Copy every line that holds "FPStk".

+ + + + + + +

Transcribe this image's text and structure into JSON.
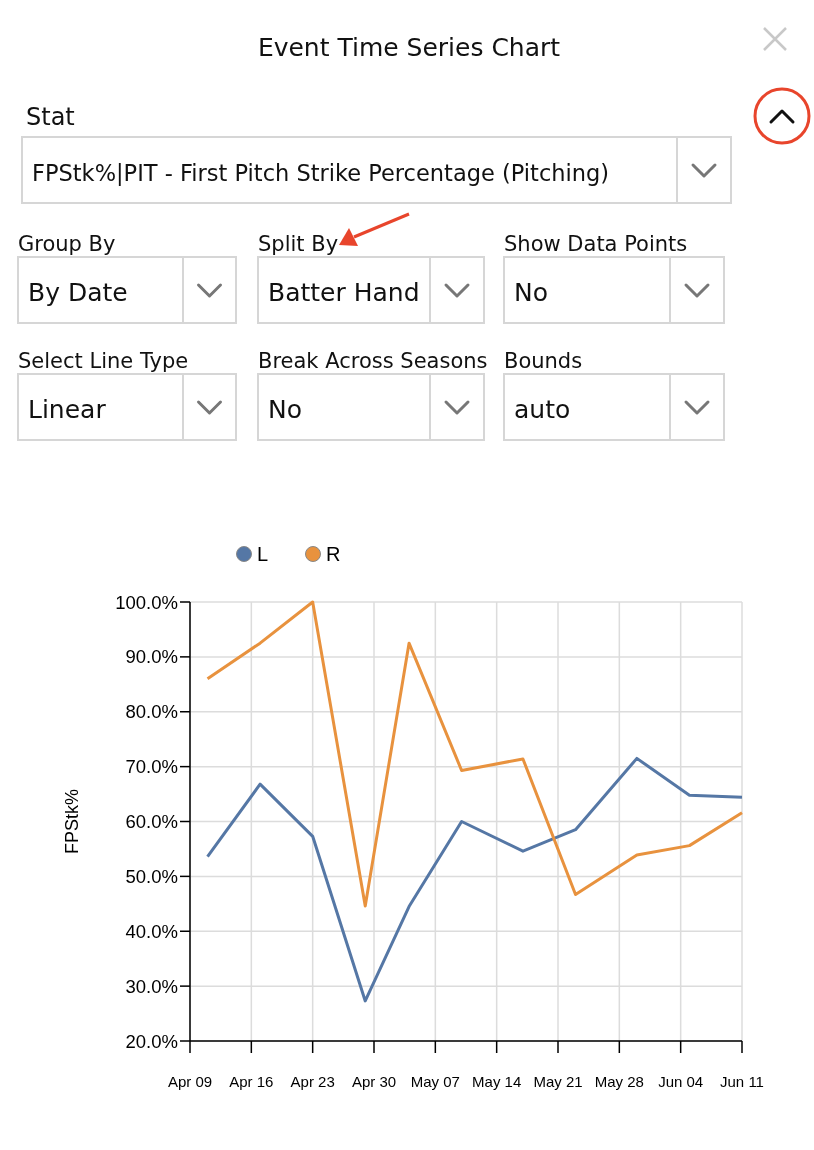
{
  "chart_data": {
    "type": "line",
    "title": "Event Time Series Chart",
    "annotations": [
      "Stat",
      "FPStk%|PIT - First Pitch Strike Percentage (Pitching)",
      "Group By",
      "By Date",
      "Split By",
      "Batter Hand",
      "Show Data Points",
      "No",
      "Select Line Type",
      "Linear",
      "Break Across Seasons",
      "No",
      "Bounds",
      "auto"
    ],
    "ylabel": "FPStk%",
    "x": [
      "--04-11",
      "--04-17",
      "--04-23",
      "--04-29",
      "--05-04",
      "--05-10",
      "--05-17",
      "--05-23",
      "--05-30",
      "--06-05",
      "--06-11"
    ],
    "series": [
      {
        "name": "L",
        "color": "#5577a5",
        "values": [
          53.6,
          66.8,
          57.3,
          27.3,
          44.5,
          60.0,
          54.6,
          58.5,
          71.5,
          64.8,
          64.4
        ]
      },
      {
        "name": "R",
        "color": "#e8923e",
        "values": [
          86.0,
          92.5,
          100.0,
          44.6,
          92.5,
          69.3,
          71.4,
          46.7,
          53.9,
          55.6,
          61.6
        ]
      }
    ],
    "xlim": [
      "--04-09",
      "--06-11"
    ],
    "xticks": [
      {
        "value": "--04-09",
        "label": "Apr 09"
      },
      {
        "value": "--04-16",
        "label": "Apr 16"
      },
      {
        "value": "--04-23",
        "label": "Apr 23"
      },
      {
        "value": "--04-30",
        "label": "Apr 30"
      },
      {
        "value": "--05-07",
        "label": "May 07"
      },
      {
        "value": "--05-14",
        "label": "May 14"
      },
      {
        "value": "--05-21",
        "label": "May 21"
      },
      {
        "value": "--05-28",
        "label": "May 28"
      },
      {
        "value": "--06-04",
        "label": "Jun 04"
      },
      {
        "value": "--06-11",
        "label": "Jun 11"
      }
    ],
    "ylim": [
      20,
      100
    ],
    "yticks": [
      {
        "value": 20,
        "label": "20.0%"
      },
      {
        "value": 30,
        "label": "30.0%"
      },
      {
        "value": 40,
        "label": "40.0%"
      },
      {
        "value": 50,
        "label": "50.0%"
      },
      {
        "value": 60,
        "label": "60.0%"
      },
      {
        "value": 70,
        "label": "70.0%"
      },
      {
        "value": 80,
        "label": "80.0%"
      },
      {
        "value": 90,
        "label": "90.0%"
      },
      {
        "value": 100,
        "label": "100.0%"
      }
    ],
    "grid": true,
    "legend": "top"
  }
}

+ + + + + + +

* [ANSWER TO THIS PROBLEM]:
      "FPStk%|PIT - First Pitch Strike Percentage (Pitching)",
    "ylabel": "FPStk%",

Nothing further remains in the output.